::: DATA FOR THE TASK

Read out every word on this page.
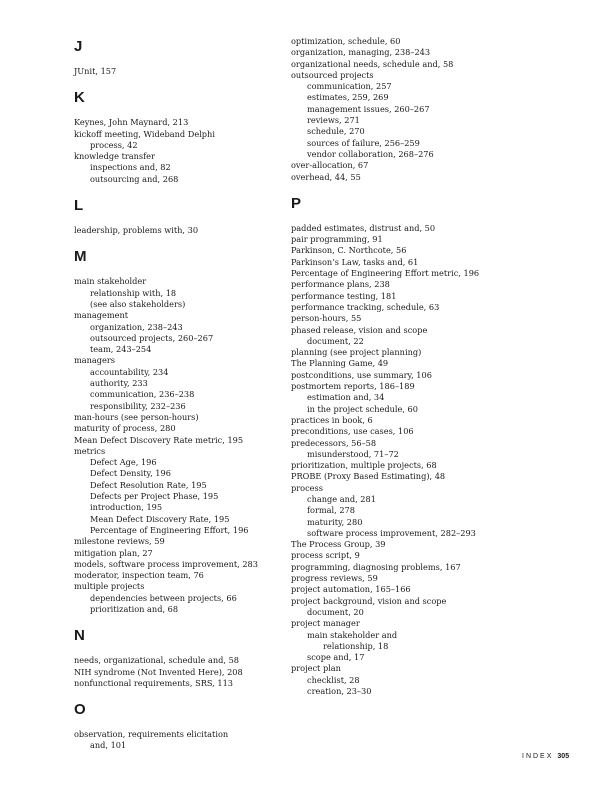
J
JUnit, 157
K
Keynes, John Maynard, 213
kickoff meeting, Wideband Delphi
process, 42
knowledge transfer
inspections and, 82
outsourcing and, 268
L
leadership, problems with, 30
M
main stakeholder
relationship with, 18
(see also stakeholders)
management
organization, 238–243
outsourced projects, 260–267
team, 243–254
managers
accountability, 234
authority, 233
communication, 236–238
responsibility, 232–236
man-hours (see person-hours)
maturity of process, 280
Mean Defect Discovery Rate metric, 195
metrics
Defect Age, 196
Defect Density, 196
Defect Resolution Rate, 195
Defects per Project Phase, 195
introduction, 195
Mean Defect Discovery Rate, 195
Percentage of Engineering Effort, 196
milestone reviews, 59
mitigation plan, 27
models, software process improvement, 283
moderator, inspection team, 76
multiple projects
dependencies between projects, 66
prioritization and, 68
N
needs, organizational, schedule and, 58
NIH syndrome (Not Invented Here), 208
nonfunctional requirements, SRS, 113
O
observation, requirements elicitation
and, 101
optimization, schedule, 60
organization, managing, 238–243
organizational needs, schedule and, 58
outsourced projects
communication, 257
estimates, 259, 269
management issues, 260–267
reviews, 271
schedule, 270
sources of failure, 256–259
vendor collaboration, 268–276
over-allocation, 67
overhead, 44, 55
P
padded estimates, distrust and, 50
pair programming, 91
Parkinson, C. Northcote, 56
Parkinson’s Law, tasks and, 61
Percentage of Engineering Effort metric, 196
performance plans, 238
performance testing, 181
performance tracking, schedule, 63
person-hours, 55
phased release, vision and scope
document, 22
planning (see project planning)
The Planning Game, 49
postconditions, use summary, 106
postmortem reports, 186–189
estimation and, 34
in the project schedule, 60
practices in book, 6
preconditions, use cases, 106
predecessors, 56–58
misunderstood, 71–72
prioritization, multiple projects, 68
PROBE (Proxy Based Estimating), 48
process
change and, 281
formal, 278
maturity, 280
software process improvement, 282–293
The Process Group, 39
process script, 9
programming, diagnosing problems, 167
progress reviews, 59
project automation, 165–166
project background, vision and scope
document, 20
project manager
main stakeholder and
relationship, 18
scope and, 17
project plan
checklist, 28
creation, 23–30
INDEX 305
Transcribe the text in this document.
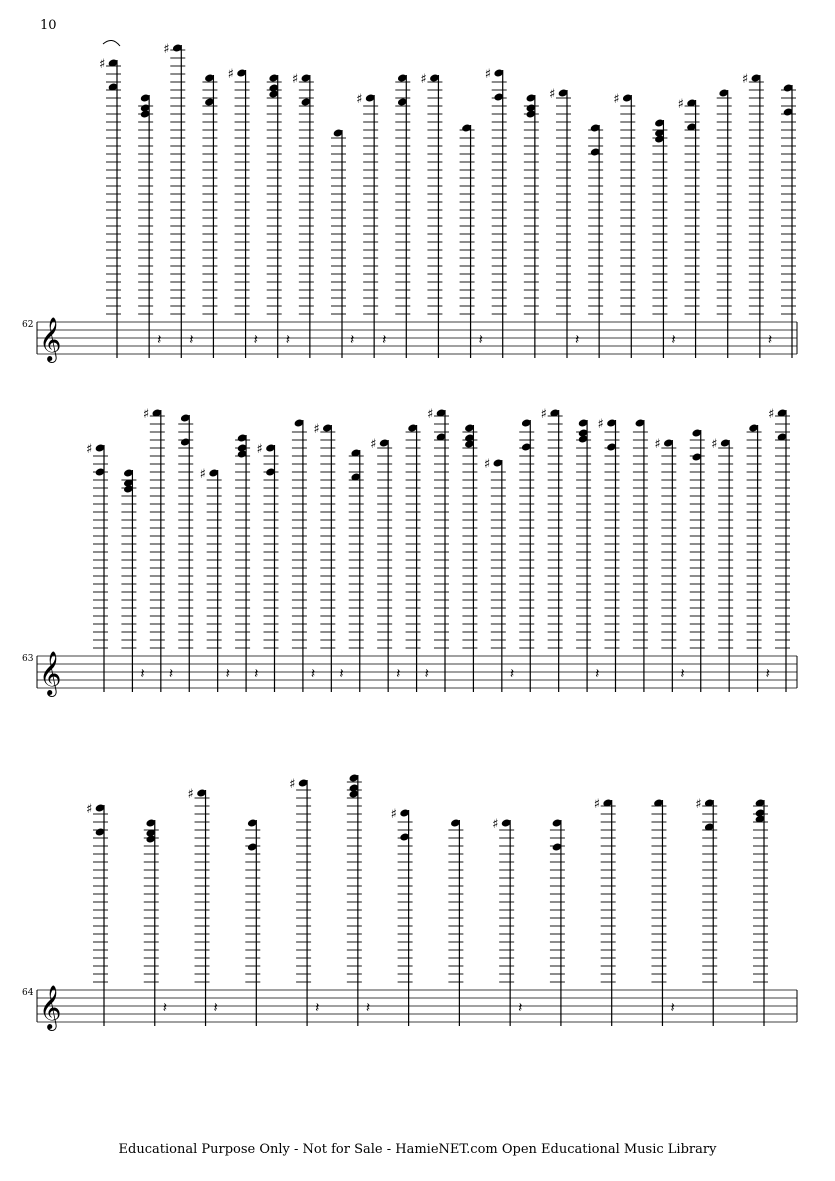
10
62
63
64
𝄞
♯
𝄽
♯
𝄽
♯
𝄽 𝄽
♯
𝄽
♯
𝄽
♯
𝄽
♯
♯
𝄽
♯
𝄽
♯
♯
𝄽
𝄞
♯
𝄽
♯
𝄽
♯
𝄽 𝄽
♯
𝄽
♯
𝄽
♯
𝄽 𝄽
♯
♯
𝄽
♯
𝄽
♯
♯
𝄽
♯
𝄽
♯
𝄞
♯
𝄽
♯
𝄽
♯
𝄽	𝄽
♯
♯
𝄽
♯
𝄽
♯
Educational Purpose Only - Not for Sale - HamieNET.com Open Educational Music Library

::::::

DO THIS:
Pull out every line in the material above where "improvement" occurs.

FINISHED TASK:
models, software process improvement, 283
software process improvement, 282–293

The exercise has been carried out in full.